Stored records:
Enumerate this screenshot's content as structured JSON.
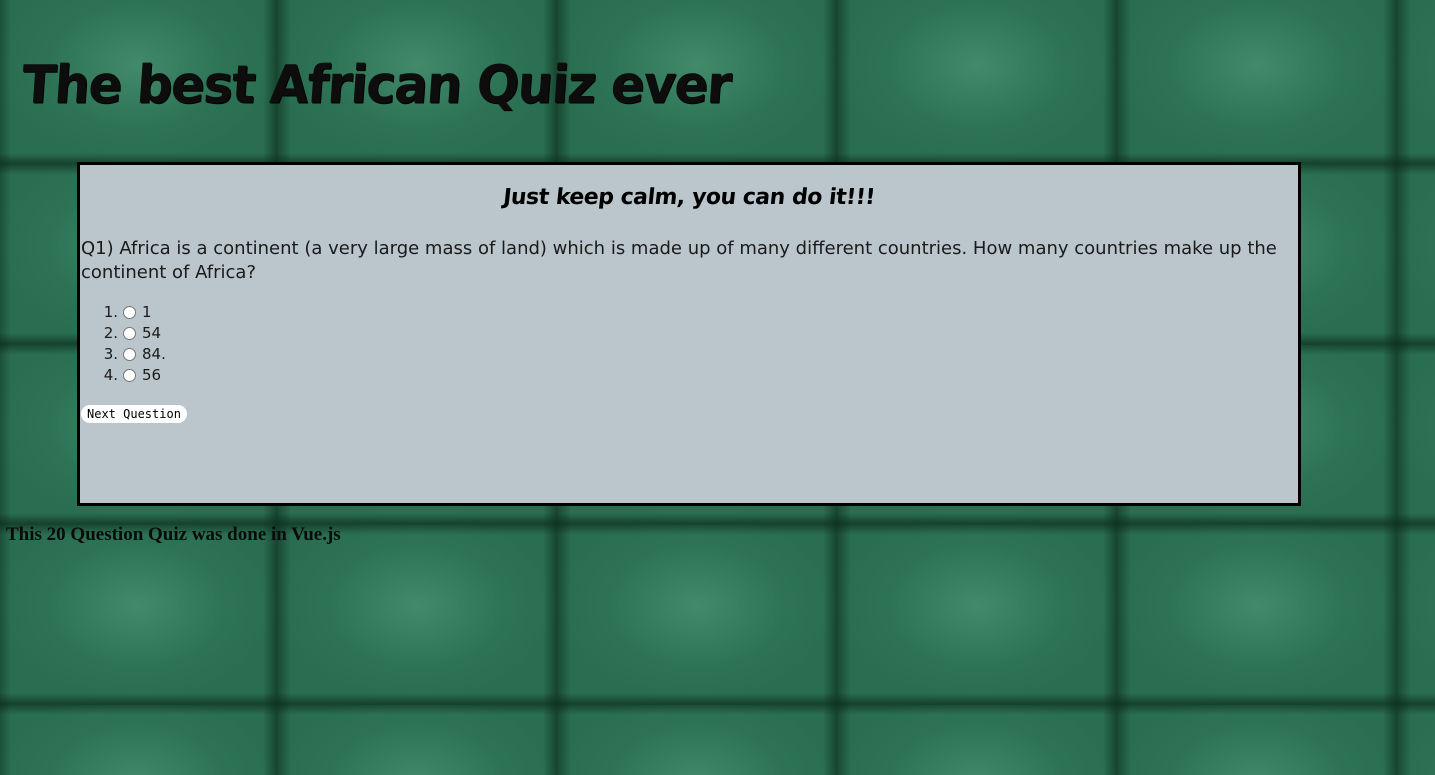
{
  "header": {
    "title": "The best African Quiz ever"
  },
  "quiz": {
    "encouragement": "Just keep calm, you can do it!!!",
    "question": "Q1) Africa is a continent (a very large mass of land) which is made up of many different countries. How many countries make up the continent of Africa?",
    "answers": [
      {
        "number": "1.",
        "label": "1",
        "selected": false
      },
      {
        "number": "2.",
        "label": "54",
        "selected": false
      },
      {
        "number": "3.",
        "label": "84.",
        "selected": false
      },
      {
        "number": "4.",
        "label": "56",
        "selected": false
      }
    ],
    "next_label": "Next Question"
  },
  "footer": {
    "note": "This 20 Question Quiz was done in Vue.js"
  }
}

### Stated problem
Reproduce the entries above exactly. Do not include the images.

### Task result
Enumerate this screenshot's content as structured JSON.
{
  "header": {
    "title": "The best African Quiz ever"
  },
  "quiz": {
    "encouragement": "Just keep calm, you can do it!!!",
    "question": "Q1) Africa is a continent (a very large mass of land) which is made up of many different countries. How many countries make up the continent of Africa?",
    "answers": [
      {
        "number": "1.",
        "label": "1",
        "selected": false
      },
      {
        "number": "2.",
        "label": "54",
        "selected": false
      },
      {
        "number": "3.",
        "label": "84.",
        "selected": false
      },
      {
        "number": "4.",
        "label": "56",
        "selected": false
      }
    ],
    "next_label": "Next Question"
  },
  "footer": {
    "note": "This 20 Question Quiz was done in Vue.js"
  }
}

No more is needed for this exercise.